Directive
Your task is to print the material below exactly as presented.

Entries provided
========================================
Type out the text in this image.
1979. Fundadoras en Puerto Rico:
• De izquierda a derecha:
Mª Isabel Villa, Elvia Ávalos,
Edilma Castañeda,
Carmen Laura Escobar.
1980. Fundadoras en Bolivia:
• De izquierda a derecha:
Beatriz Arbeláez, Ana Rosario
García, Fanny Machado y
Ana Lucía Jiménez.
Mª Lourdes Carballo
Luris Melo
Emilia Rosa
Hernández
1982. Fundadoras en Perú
========================================
The response
Type out the text in this image.
1979. Fundadoras en Puerto Rico:
• De izquierda a derecha:
Mª Isabel Villa, Elvia Ávalos,
Edilma Castañeda,
Carmen Laura Escobar.
1980. Fundadoras en Bolivia:
• De izquierda a derecha:
Beatriz Arbeláez, Ana Rosario
García, Fanny Machado y
Ana Lucía Jiménez.
Mª Lourdes Carballo
Luris Melo
Emilia Rosa
Hernández
1982. Fundadoras en Perú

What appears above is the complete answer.